** start Available records **

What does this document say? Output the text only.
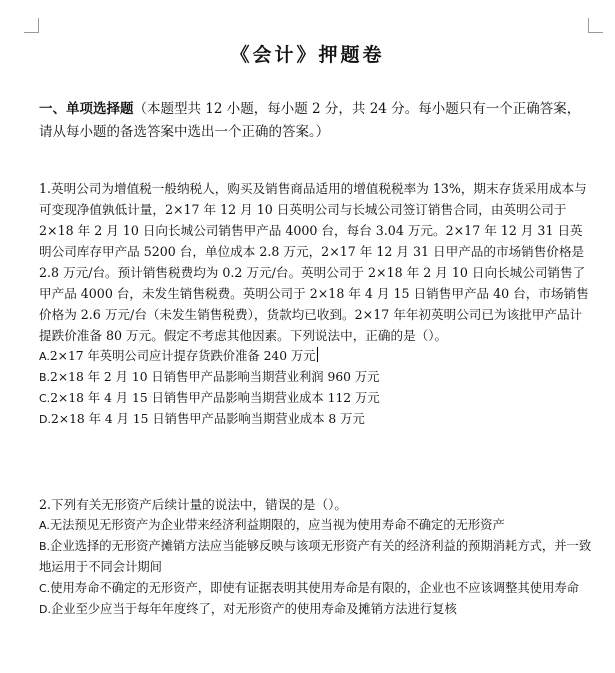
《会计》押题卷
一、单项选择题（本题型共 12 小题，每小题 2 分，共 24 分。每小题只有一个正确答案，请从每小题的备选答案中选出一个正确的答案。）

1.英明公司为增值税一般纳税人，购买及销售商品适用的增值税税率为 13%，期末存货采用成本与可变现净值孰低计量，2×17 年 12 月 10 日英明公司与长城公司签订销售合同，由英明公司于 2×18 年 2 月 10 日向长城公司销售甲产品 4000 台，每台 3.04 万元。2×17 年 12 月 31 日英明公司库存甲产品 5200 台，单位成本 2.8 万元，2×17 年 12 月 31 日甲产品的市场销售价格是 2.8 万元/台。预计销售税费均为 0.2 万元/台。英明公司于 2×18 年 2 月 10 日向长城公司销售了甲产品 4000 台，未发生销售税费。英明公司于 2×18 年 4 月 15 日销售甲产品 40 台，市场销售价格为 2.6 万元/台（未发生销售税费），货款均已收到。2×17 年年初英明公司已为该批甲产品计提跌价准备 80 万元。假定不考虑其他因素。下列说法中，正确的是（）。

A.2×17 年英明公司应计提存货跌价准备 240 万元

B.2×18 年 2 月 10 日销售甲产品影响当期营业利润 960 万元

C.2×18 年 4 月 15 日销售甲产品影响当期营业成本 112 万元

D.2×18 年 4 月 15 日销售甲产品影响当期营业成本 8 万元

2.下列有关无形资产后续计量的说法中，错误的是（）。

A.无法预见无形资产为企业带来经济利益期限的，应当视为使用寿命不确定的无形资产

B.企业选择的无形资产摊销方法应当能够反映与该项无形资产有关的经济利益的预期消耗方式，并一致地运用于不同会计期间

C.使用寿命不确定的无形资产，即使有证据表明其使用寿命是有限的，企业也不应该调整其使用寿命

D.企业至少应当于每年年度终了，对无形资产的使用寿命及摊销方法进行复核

** end Available records **

## Task statement
Find each line that has the word "日销售甲产品影响当期营业成本", then copy it out.

## Answer to the problem
C.2×18 年 4 月 15 日销售甲产品影响当期营业成本 112 万元
D.2×18 年 4 月 15 日销售甲产品影响当期营业成本 8 万元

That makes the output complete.